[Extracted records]

----------------

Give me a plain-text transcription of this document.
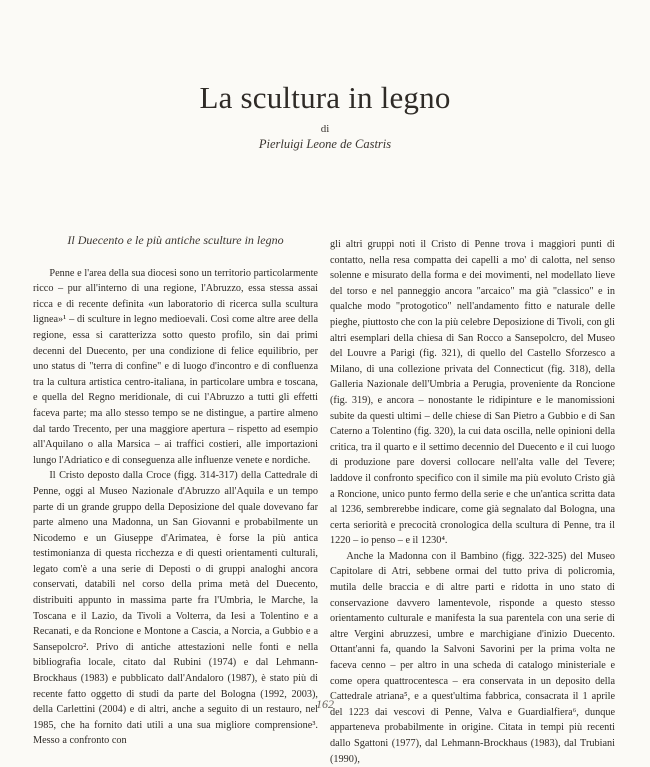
La scultura in legno
di
Pierluigi Leone de Castris
Il Duecento e le più antiche sculture in legno

Penne e l'area della sua diocesi sono un territorio particolarmente ricco – pur all'interno di una regione, l'Abruzzo, essa stessa assai ricca e di recente definita «un laboratorio di ricerca sulla scultura lignea»¹ – di sculture in legno medioevali. Così come altre aree della regione, essa si caratterizza sotto questo profilo, sin dai primi decenni del Duecento, per una condizione di felice equilibrio, per uno status di "terra di confine" e di luogo d'incontro e di confluenza tra la cultura artistica centro-italiana, in particolare umbra e toscana, e quella del Regno meridionale, di cui l'Abruzzo a tutti gli effetti faceva parte; ma allo stesso tempo se ne distingue, a partire almeno dal tardo Trecento, per una maggiore apertura – rispetto ad esempio all'Aquilano o alla Marsica – ai traffici costieri, alle importazioni lungo l'Adriatico e di conseguenza alle influenze venete e nordiche.

Il Cristo deposto dalla Croce (figg. 314-317) della Cattedrale di Penne, oggi al Museo Nazionale d'Abruzzo all'Aquila e un tempo parte di un grande gruppo della Deposizione del quale dovevano far parte almeno una Madonna, un San Giovanni e probabilmente un Nicodemo e un Giuseppe d'Arimatea, è forse la più antica testimonianza di questa ricchezza e di questi orientamenti culturali, legato com'è a una serie di Deposti o di gruppi analoghi ancora conservati, databili nel corso della prima metà del Duecento, distribuiti appunto in massima parte fra l'Umbria, le Marche, la Toscana e il Lazio, da Tivoli a Volterra, da Iesi a Tolentino e a Recanati, e da Roncione e Montone a Cascia, a Norcia, a Gubbio e a Sansepolcro². Privo di antiche attestazioni nelle fonti e nella bibliografia locale, citato dal Rubini (1974) e dal Lehmann-Brockhaus (1983) e pubblicato dall'Andaloro (1987), è stato più di recente fatto oggetto di studi da parte del Bologna (1992, 2003), della Carlettini (2004) e di altri, anche a seguito di un restauro, nel 1985, che ha fornito dati utili a una sua migliore comprensione³. Messo a confronto con

gli altri gruppi noti il Cristo di Penne trova i maggiori punti di contatto, nella resa compatta dei capelli a mo' di calotta, nel senso solenne e misurato della forma e dei movimenti, nel modellato lieve del torso e nel panneggio ancora "arcaico" ma già "classico" e in qualche modo "protogotico" nell'andamento fitto e naturale delle pieghe, piuttosto che con la più celebre Deposizione di Tivoli, con gli altri esemplari della chiesa di San Rocco a Sansepolcro, del Museo del Louvre a Parigi (fig. 321), di quello del Castello Sforzesco a Milano, di una collezione privata del Connecticut (fig. 318), della Galleria Nazionale dell'Umbria a Perugia, proveniente da Roncione (fig. 319), e ancora – nonostante le ridipinture e le manomissioni subite da questi ultimi – delle chiese di San Pietro a Gubbio e di San Caterno a Tolentino (fig. 320), la cui data oscilla, nelle opinioni della critica, tra il quarto e il settimo decennio del Duecento e il cui luogo di produzione pare doversi collocare nell'alta valle del Tevere; laddove il confronto specifico con il simile ma più evoluto Cristo già a Roncione, unico punto fermo della serie e che un'antica scritta data al 1236, sembrerebbe indicare, come già segnalato dal Bologna, una certa seriorità e precocità cronologica della scultura di Penne, tra il 1220 – io penso – e il 1230⁴.

Anche la Madonna con il Bambino (figg. 322-325) del Museo Capitolare di Atri, sebbene ormai del tutto priva di policromia, mutila delle braccia e di altre parti e ridotta in uno stato di conservazione davvero lamentevole, risponde a questo stesso orientamento culturale e manifesta la sua parentela con una serie di altre Vergini abruzzesi, umbre e marchigiane d'inizio Duecento. Ottant'anni fa, quando la Salvoni Savorini per la prima volta ne faceva cenno – per altro in una scheda di catalogo ministeriale e come opera quattrocentesca – era conservata in un deposito della Cattedrale atriana⁵, e a quest'ultima fabbrica, consacrata il 1 aprile del 1223 dai vescovi di Penne, Valva e Guardialfiera⁶, dunque apparteneva probabilmente in origine. Citata in tempi più recenti dallo Sgattoni (1977), dal Lehmann-Brockhaus (1983), dal Trubiani (1990),

162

----------------

• _To be done_
An exact transcription of all the entries is required, without the pictures.

• _Exercise output_
Give me a plain-text transcription of this document.
La scultura in legno
di
Pierluigi Leone de Castris
Il Duecento e le più antiche sculture in legno

Penne e l'area della sua diocesi sono un territorio particolarmente ricco – pur all'interno di una regione, l'Abruzzo, essa stessa assai ricca e di recente definita «un laboratorio di ricerca sulla scultura lignea»¹ – di sculture in legno medioevali. Così come altre aree della regione, essa si caratterizza sotto questo profilo, sin dai primi decenni del Duecento, per una condizione di felice equilibrio, per uno status di "terra di confine" e di luogo d'incontro e di confluenza tra la cultura artistica centro-italiana, in particolare umbra e toscana, e quella del Regno meridionale, di cui l'Abruzzo a tutti gli effetti faceva parte; ma allo stesso tempo se ne distingue, a partire almeno dal tardo Trecento, per una maggiore apertura – rispetto ad esempio all'Aquilano o alla Marsica – ai traffici costieri, alle importazioni lungo l'Adriatico e di conseguenza alle influenze venete e nordiche.

Il Cristo deposto dalla Croce (figg. 314-317) della Cattedrale di Penne, oggi al Museo Nazionale d'Abruzzo all'Aquila e un tempo parte di un grande gruppo della Deposizione del quale dovevano far parte almeno una Madonna, un San Giovanni e probabilmente un Nicodemo e un Giuseppe d'Arimatea, è forse la più antica testimonianza di questa ricchezza e di questi orientamenti culturali, legato com'è a una serie di Deposti o di gruppi analoghi ancora conservati, databili nel corso della prima metà del Duecento, distribuiti appunto in massima parte fra l'Umbria, le Marche, la Toscana e il Lazio, da Tivoli a Volterra, da Iesi a Tolentino e a Recanati, e da Roncione e Montone a Cascia, a Norcia, a Gubbio e a Sansepolcro². Privo di antiche attestazioni nelle fonti e nella bibliografia locale, citato dal Rubini (1974) e dal Lehmann-Brockhaus (1983) e pubblicato dall'Andaloro (1987), è stato più di recente fatto oggetto di studi da parte del Bologna (1992, 2003), della Carlettini (2004) e di altri, anche a seguito di un restauro, nel 1985, che ha fornito dati utili a una sua migliore comprensione³. Messo a confronto con

gli altri gruppi noti il Cristo di Penne trova i maggiori punti di contatto, nella resa compatta dei capelli a mo' di calotta, nel senso solenne e misurato della forma e dei movimenti, nel modellato lieve del torso e nel panneggio ancora "arcaico" ma già "classico" e in qualche modo "protogotico" nell'andamento fitto e naturale delle pieghe, piuttosto che con la più celebre Deposizione di Tivoli, con gli altri esemplari della chiesa di San Rocco a Sansepolcro, del Museo del Louvre a Parigi (fig. 321), di quello del Castello Sforzesco a Milano, di una collezione privata del Connecticut (fig. 318), della Galleria Nazionale dell'Umbria a Perugia, proveniente da Roncione (fig. 319), e ancora – nonostante le ridipinture e le manomissioni subite da questi ultimi – delle chiese di San Pietro a Gubbio e di San Caterno a Tolentino (fig. 320), la cui data oscilla, nelle opinioni della critica, tra il quarto e il settimo decennio del Duecento e il cui luogo di produzione pare doversi collocare nell'alta valle del Tevere; laddove il confronto specifico con il simile ma più evoluto Cristo già a Roncione, unico punto fermo della serie e che un'antica scritta data al 1236, sembrerebbe indicare, come già segnalato dal Bologna, una certa seriorità e precocità cronologica della scultura di Penne, tra il 1220 – io penso – e il 1230⁴.

Anche la Madonna con il Bambino (figg. 322-325) del Museo Capitolare di Atri, sebbene ormai del tutto priva di policromia, mutila delle braccia e di altre parti e ridotta in uno stato di conservazione davvero lamentevole, risponde a questo stesso orientamento culturale e manifesta la sua parentela con una serie di altre Vergini abruzzesi, umbre e marchigiane d'inizio Duecento. Ottant'anni fa, quando la Salvoni Savorini per la prima volta ne faceva cenno – per altro in una scheda di catalogo ministeriale e come opera quattrocentesca – era conservata in un deposito della Cattedrale atriana⁵, e a quest'ultima fabbrica, consacrata il 1 aprile del 1223 dai vescovi di Penne, Valva e Guardialfiera⁶, dunque apparteneva probabilmente in origine. Citata in tempi più recenti dallo Sgattoni (1977), dal Lehmann-Brockhaus (1983), dal Trubiani (1990),

162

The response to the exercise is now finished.